§ PROBLEM: Write out the material exactly, leaving every picture behind.

§ INFORMATION GIVEN:
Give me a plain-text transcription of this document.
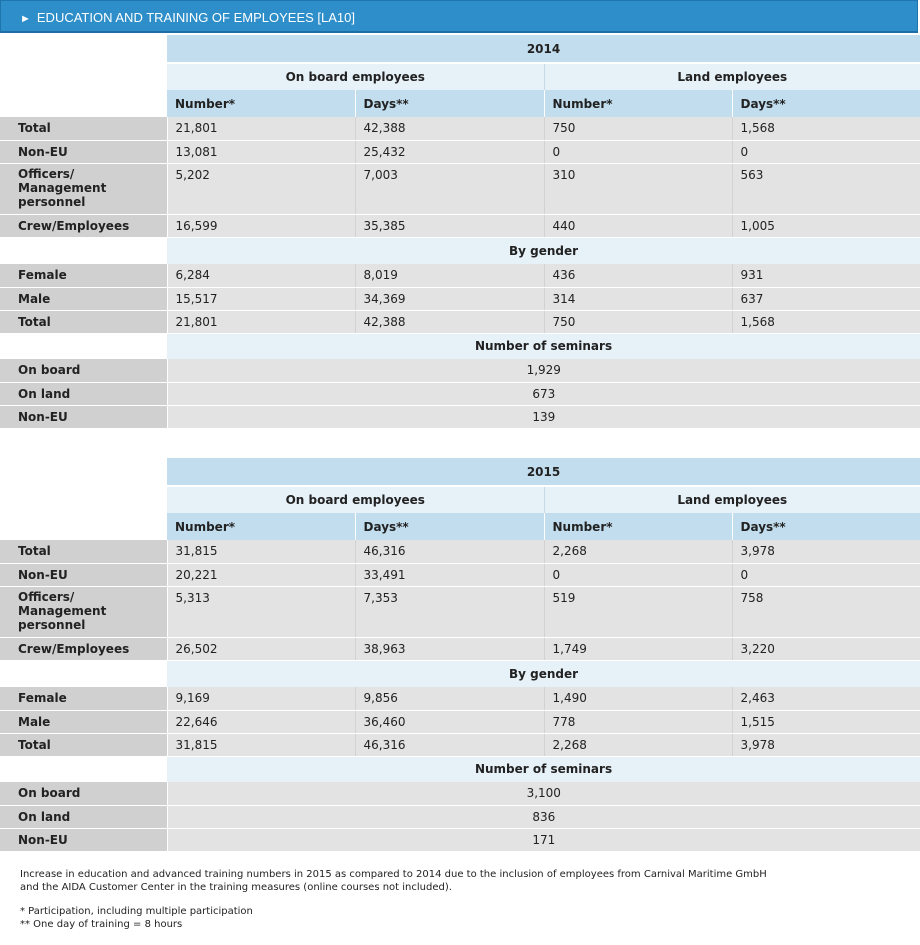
► EDUCATION AND TRAINING OF EMPLOYEES [LA10]
	2014			
	On board employees		Land employees	
	Number*	Days**	Number*	Days**
Total	21,801	42,388	750	1,568
Non-EU	13,081	25,432	0	0
Officers/ Management personnel	5,202	7,003	310	563
Crew/Employees	16,599	35,385	440	1,005
	By gender			
Female	6,284	8,019	436	931
Male	15,517	34,369	314	637
Total	21,801	42,388	750	1,568
	Number of seminars			
On board	1,929			
On land	673			
Non-EU	139			
	2015			
	On board employees		Land employees	
	Number*	Days**	Number*	Days**
Total	31,815	46,316	2,268	3,978
Non-EU	20,221	33,491	0	0
Officers/ Management personnel	5,313	7,353	519	758
Crew/Employees	26,502	38,963	1,749	3,220
	By gender			
Female	9,169	9,856	1,490	2,463
Male	22,646	36,460	778	1,515
Total	31,815	46,316	2,268	3,978
	Number of seminars			
On board	3,100			
On land	836			
Non-EU	171			

Increase in education and advanced training numbers in 2015 as compared to 2014 due to the inclusion of employees from Carnival Maritime GmbH

and the AIDA Customer Center in the training measures (online courses not included).

* Participation, including multiple participation

** One day of training = 8 hours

§ OUTPUT OF THE TASK:
Give me a plain-text transcription of this document.
► EDUCATION AND TRAINING OF EMPLOYEES [LA10]
	2014			
	On board employees		Land employees	
	Number*	Days**	Number*	Days**
Total	21,801	42,388	750	1,568
Non-EU	13,081	25,432	0	0
Officers/ Management personnel	5,202	7,003	310	563
Crew/Employees	16,599	35,385	440	1,005
	By gender			
Female	6,284	8,019	436	931
Male	15,517	34,369	314	637
Total	21,801	42,388	750	1,568
	Number of seminars			
On board	1,929			
On land	673			
Non-EU	139			
	2015			
	On board employees		Land employees	
	Number*	Days**	Number*	Days**
Total	31,815	46,316	2,268	3,978
Non-EU	20,221	33,491	0	0
Officers/ Management personnel	5,313	7,353	519	758
Crew/Employees	26,502	38,963	1,749	3,220
	By gender			
Female	9,169	9,856	1,490	2,463
Male	22,646	36,460	778	1,515
Total	31,815	46,316	2,268	3,978
	Number of seminars			
On board	3,100			
On land	836			
Non-EU	171			

Increase in education and advanced training numbers in 2015 as compared to 2014 due to the inclusion of employees from Carnival Maritime GmbH

and the AIDA Customer Center in the training measures (online courses not included).

* Participation, including multiple participation

** One day of training = 8 hours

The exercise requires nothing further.